Aim of the task.
Return the material below in full and exactly.

(Dataset rows)
-------

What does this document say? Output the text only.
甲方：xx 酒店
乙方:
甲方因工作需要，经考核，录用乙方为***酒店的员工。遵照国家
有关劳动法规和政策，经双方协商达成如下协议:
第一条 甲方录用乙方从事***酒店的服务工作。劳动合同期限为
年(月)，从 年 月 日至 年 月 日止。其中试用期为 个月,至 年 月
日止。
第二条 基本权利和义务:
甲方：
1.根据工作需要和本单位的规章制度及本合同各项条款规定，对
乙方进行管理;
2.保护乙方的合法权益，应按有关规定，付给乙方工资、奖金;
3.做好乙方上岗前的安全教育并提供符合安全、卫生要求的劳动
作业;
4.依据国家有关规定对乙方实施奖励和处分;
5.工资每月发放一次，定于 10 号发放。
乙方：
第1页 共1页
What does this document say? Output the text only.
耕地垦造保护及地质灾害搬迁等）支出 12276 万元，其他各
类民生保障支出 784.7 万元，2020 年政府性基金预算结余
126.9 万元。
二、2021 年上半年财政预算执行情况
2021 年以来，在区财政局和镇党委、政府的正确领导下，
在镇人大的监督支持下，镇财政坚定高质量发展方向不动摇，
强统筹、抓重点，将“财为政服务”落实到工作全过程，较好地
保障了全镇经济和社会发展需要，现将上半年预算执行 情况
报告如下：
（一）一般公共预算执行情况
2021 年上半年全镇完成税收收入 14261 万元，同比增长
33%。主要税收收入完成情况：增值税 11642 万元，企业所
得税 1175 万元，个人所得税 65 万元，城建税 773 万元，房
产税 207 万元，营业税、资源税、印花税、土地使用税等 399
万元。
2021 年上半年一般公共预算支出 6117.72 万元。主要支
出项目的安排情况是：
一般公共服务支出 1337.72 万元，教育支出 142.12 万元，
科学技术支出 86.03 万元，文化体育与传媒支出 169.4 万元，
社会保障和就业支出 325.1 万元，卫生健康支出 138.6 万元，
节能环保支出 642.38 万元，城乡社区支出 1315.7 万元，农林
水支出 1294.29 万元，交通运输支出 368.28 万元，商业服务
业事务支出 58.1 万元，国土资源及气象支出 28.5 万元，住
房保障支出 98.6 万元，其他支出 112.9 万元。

-------

Output below.
What does this document say? Output the text only.
甲方：xx 酒店
乙方:
甲方因工作需要，经考核，录用乙方为***酒店的员工。遵照国家
有关劳动法规和政策，经双方协商达成如下协议:
第一条 甲方录用乙方从事***酒店的服务工作。劳动合同期限为
年(月)，从 年 月 日至 年 月 日止。其中试用期为 个月,至 年 月
日止。
第二条 基本权利和义务:
甲方：
1.根据工作需要和本单位的规章制度及本合同各项条款规定，对
乙方进行管理;
2.保护乙方的合法权益，应按有关规定，付给乙方工资、奖金;
3.做好乙方上岗前的安全教育并提供符合安全、卫生要求的劳动
作业;
4.依据国家有关规定对乙方实施奖励和处分;
5.工资每月发放一次，定于 10 号发放。
乙方：
第1页 共1页
What does this document say? Output the text only.
耕地垦造保护及地质灾害搬迁等）支出 12276 万元，其他各
类民生保障支出 784.7 万元，2020 年政府性基金预算结余
126.9 万元。
二、2021 年上半年财政预算执行情况
2021 年以来，在区财政局和镇党委、政府的正确领导下，
在镇人大的监督支持下，镇财政坚定高质量发展方向不动摇，
强统筹、抓重点，将“财为政服务”落实到工作全过程，较好地
保障了全镇经济和社会发展需要，现将上半年预算执行 情况
报告如下：
（一）一般公共预算执行情况
2021 年上半年全镇完成税收收入 14261 万元，同比增长
33%。主要税收收入完成情况：增值税 11642 万元，企业所
得税 1175 万元，个人所得税 65 万元，城建税 773 万元，房
产税 207 万元，营业税、资源税、印花税、土地使用税等 399
万元。
2021 年上半年一般公共预算支出 6117.72 万元。主要支
出项目的安排情况是：
一般公共服务支出 1337.72 万元，教育支出 142.12 万元，
科学技术支出 86.03 万元，文化体育与传媒支出 169.4 万元，
社会保障和就业支出 325.1 万元，卫生健康支出 138.6 万元，
节能环保支出 642.38 万元，城乡社区支出 1315.7 万元，农林
水支出 1294.29 万元，交通运输支出 368.28 万元，商业服务
业事务支出 58.1 万元，国土资源及气象支出 28.5 万元，住
房保障支出 98.6 万元，其他支出 112.9 万元。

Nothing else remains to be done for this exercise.